TASK DIRECTIONS:
Tell how many lines include the string "star". Answer with a single number.

— BEGIN INPUT RECORDS —

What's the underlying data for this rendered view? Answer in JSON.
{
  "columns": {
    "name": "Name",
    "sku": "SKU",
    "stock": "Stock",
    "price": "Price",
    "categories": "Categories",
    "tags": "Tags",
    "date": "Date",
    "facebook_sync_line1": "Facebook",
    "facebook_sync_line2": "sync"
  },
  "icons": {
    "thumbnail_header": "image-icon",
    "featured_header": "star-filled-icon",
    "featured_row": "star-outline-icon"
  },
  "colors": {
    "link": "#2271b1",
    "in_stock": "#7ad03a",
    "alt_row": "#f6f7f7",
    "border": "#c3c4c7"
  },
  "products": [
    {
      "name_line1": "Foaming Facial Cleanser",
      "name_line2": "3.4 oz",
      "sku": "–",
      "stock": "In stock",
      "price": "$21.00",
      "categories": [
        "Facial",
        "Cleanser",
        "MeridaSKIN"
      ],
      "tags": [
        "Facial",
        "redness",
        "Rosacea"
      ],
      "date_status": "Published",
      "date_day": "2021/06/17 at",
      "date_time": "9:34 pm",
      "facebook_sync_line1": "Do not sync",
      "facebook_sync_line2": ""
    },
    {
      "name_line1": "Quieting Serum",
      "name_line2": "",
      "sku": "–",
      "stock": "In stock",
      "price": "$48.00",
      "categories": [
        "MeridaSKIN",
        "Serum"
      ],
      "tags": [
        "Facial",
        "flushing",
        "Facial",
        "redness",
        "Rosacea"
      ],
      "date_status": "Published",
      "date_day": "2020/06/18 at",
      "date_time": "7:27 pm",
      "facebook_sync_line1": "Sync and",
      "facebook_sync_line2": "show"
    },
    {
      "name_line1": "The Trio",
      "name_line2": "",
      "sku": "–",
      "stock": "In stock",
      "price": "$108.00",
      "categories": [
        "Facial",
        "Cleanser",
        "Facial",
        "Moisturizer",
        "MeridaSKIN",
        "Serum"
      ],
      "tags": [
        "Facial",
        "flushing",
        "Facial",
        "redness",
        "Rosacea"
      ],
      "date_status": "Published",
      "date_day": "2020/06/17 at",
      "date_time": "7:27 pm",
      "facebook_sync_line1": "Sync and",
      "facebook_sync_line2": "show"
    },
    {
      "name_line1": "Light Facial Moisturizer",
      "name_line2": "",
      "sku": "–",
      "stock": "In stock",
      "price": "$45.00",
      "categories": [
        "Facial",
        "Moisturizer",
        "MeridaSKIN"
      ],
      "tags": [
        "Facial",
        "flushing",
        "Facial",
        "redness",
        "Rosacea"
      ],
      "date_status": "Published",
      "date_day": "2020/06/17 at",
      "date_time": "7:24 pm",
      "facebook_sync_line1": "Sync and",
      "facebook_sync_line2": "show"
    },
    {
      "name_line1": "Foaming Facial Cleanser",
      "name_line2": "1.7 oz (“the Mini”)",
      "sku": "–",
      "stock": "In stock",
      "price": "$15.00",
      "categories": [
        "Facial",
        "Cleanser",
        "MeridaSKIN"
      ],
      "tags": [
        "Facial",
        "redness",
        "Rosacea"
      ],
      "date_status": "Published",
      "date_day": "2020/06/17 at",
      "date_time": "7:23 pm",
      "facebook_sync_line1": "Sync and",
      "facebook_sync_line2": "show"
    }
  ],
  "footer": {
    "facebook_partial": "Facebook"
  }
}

— END INPUT RECORDS —

FINISHED TASK:
2